Task statement: Check each line of the listing, and copy it if it contains the word "dismissal".

Extracted information:
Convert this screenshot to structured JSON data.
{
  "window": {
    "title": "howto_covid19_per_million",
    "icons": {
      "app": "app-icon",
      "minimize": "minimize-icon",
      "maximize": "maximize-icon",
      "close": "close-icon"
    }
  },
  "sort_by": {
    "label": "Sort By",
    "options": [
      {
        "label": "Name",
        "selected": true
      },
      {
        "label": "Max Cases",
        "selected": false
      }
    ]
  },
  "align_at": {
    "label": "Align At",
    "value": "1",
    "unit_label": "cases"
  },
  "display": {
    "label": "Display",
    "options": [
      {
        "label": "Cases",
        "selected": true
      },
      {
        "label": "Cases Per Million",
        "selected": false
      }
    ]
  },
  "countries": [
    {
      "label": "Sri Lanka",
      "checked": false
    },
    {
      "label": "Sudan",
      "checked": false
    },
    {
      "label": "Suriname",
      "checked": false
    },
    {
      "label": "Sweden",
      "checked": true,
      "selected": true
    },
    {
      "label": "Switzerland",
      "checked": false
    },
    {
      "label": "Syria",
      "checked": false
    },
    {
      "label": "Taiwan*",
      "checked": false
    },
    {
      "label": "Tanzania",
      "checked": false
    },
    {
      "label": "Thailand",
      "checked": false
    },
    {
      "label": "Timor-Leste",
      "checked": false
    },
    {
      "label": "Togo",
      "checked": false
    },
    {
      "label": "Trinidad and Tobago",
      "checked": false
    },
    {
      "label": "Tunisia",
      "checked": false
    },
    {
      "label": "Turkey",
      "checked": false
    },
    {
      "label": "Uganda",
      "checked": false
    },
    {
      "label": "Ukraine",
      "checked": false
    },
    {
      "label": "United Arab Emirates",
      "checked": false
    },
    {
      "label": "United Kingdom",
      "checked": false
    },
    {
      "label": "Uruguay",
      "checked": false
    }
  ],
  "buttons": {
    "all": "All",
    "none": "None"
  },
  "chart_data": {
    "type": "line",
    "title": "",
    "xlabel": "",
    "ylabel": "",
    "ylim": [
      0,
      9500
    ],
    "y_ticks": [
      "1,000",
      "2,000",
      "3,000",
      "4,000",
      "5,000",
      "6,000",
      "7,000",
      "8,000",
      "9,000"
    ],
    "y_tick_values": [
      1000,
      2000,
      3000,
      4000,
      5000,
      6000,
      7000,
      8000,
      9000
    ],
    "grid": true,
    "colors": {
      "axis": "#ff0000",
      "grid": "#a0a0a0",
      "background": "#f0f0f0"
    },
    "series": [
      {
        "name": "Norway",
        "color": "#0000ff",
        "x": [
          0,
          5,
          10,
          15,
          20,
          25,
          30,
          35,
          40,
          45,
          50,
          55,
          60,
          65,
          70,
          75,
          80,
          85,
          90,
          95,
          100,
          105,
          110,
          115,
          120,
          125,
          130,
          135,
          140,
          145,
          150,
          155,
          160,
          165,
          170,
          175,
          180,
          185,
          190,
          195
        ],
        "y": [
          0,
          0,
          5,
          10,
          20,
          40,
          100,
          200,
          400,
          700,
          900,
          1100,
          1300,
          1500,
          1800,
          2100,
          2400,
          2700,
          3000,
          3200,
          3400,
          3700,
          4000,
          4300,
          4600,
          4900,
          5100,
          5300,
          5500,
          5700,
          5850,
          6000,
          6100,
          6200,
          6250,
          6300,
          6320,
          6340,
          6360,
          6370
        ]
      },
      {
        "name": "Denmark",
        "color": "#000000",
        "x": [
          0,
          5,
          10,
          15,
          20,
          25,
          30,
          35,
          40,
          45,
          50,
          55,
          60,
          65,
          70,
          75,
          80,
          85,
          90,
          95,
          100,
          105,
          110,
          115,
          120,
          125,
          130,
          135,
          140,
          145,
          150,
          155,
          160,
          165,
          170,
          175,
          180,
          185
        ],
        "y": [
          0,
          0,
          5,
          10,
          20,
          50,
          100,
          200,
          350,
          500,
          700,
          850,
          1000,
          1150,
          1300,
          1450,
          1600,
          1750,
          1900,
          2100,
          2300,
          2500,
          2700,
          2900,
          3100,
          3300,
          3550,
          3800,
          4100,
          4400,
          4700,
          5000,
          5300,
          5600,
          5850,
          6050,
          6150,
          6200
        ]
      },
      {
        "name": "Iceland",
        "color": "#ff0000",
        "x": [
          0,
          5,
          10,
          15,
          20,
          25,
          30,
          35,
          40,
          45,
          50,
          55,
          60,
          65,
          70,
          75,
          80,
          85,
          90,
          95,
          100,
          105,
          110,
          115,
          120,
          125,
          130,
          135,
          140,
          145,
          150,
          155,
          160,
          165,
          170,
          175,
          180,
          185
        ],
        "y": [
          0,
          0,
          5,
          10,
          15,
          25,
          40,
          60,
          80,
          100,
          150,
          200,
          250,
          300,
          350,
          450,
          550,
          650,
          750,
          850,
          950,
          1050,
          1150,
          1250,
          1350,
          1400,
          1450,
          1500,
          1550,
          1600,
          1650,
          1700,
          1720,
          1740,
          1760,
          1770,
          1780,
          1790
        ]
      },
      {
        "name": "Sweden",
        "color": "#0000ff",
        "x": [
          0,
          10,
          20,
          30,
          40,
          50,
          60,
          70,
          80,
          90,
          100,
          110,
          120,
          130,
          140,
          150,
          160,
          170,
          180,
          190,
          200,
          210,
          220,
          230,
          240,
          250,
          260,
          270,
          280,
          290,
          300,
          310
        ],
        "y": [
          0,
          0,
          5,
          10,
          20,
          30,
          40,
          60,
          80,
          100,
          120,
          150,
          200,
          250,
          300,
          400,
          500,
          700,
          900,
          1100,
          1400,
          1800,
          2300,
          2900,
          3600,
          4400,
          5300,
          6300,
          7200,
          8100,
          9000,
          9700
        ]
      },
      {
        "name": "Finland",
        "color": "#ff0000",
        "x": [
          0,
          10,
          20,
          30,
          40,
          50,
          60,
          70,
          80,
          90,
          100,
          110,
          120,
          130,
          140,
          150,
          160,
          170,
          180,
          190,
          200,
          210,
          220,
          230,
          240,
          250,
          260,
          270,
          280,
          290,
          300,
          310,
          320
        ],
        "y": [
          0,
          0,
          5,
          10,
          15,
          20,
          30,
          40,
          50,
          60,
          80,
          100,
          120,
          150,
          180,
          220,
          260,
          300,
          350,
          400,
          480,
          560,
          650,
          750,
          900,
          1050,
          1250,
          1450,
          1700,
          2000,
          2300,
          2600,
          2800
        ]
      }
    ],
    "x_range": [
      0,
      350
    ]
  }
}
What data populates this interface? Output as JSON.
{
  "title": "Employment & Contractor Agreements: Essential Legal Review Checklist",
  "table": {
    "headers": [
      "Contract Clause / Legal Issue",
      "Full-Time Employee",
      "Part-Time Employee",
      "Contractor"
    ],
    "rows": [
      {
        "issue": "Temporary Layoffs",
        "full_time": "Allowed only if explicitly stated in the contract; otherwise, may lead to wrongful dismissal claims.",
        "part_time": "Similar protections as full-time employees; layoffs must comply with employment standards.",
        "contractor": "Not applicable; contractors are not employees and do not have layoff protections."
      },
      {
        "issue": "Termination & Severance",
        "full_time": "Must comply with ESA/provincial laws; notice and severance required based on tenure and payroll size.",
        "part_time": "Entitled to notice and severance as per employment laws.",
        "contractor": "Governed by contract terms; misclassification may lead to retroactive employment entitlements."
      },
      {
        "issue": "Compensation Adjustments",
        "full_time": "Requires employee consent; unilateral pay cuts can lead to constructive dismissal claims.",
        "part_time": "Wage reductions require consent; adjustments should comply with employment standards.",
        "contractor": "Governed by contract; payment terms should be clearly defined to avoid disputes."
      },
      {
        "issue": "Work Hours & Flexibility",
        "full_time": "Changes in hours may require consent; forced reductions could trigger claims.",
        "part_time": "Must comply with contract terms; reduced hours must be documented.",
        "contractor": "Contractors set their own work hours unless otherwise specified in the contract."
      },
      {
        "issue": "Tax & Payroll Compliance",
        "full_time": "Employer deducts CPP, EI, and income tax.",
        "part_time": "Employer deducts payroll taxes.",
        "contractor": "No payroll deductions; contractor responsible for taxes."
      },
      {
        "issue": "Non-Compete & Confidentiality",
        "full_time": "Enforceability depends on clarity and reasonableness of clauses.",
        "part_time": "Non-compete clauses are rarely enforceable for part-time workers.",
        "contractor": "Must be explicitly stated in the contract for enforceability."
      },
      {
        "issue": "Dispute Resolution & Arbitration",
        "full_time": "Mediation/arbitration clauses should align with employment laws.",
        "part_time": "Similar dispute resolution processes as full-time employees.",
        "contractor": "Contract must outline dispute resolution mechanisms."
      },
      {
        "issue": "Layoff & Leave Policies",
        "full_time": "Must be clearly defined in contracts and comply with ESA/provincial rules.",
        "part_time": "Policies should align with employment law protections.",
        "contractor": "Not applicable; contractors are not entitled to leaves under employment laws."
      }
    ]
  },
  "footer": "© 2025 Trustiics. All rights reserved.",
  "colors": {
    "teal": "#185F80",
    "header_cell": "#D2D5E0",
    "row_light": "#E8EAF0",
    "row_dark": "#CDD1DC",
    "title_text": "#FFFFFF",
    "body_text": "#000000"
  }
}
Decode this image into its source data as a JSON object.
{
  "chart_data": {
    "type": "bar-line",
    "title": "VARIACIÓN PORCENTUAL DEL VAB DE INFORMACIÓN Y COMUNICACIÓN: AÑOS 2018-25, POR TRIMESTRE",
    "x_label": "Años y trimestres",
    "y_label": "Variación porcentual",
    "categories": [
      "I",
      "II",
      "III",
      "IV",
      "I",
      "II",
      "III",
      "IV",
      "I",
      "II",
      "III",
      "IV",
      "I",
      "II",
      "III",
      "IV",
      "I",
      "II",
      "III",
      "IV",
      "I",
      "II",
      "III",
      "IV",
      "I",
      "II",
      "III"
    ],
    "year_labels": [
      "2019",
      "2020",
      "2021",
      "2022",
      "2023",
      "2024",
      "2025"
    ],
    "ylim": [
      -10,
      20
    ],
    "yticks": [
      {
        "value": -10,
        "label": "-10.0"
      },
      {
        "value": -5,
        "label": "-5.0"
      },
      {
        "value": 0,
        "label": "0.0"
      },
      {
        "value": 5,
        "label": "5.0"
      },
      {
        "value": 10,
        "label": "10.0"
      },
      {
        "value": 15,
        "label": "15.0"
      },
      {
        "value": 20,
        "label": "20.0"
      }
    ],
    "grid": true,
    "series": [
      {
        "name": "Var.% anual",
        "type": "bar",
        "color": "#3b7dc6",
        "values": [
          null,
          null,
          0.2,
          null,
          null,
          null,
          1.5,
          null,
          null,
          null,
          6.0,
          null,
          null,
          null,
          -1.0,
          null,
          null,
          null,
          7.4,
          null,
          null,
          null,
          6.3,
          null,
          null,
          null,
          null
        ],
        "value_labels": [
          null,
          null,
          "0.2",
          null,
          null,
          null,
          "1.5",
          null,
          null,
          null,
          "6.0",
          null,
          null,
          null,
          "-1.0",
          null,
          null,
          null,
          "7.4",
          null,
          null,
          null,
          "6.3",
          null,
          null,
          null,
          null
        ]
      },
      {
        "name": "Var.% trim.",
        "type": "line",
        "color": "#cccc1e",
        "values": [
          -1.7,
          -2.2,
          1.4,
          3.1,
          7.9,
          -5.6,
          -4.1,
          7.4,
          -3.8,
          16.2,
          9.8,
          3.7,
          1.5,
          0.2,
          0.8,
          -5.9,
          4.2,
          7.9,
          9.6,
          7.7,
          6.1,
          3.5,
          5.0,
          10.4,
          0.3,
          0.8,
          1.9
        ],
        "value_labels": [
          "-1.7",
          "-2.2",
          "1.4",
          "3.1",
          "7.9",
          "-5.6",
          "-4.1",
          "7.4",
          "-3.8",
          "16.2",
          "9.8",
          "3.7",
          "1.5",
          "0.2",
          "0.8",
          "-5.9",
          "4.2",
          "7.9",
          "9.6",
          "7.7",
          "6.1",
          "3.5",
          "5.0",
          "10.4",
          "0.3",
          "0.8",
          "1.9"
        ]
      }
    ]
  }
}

Response to the exercise:
        "full_time": "Allowed only if explicitly stated in the contract; otherwise, may lead to wrongful dismissal claims.",
        "full_time": "Requires employee consent; unilateral pay cuts can lead to constructive dismissal claims.",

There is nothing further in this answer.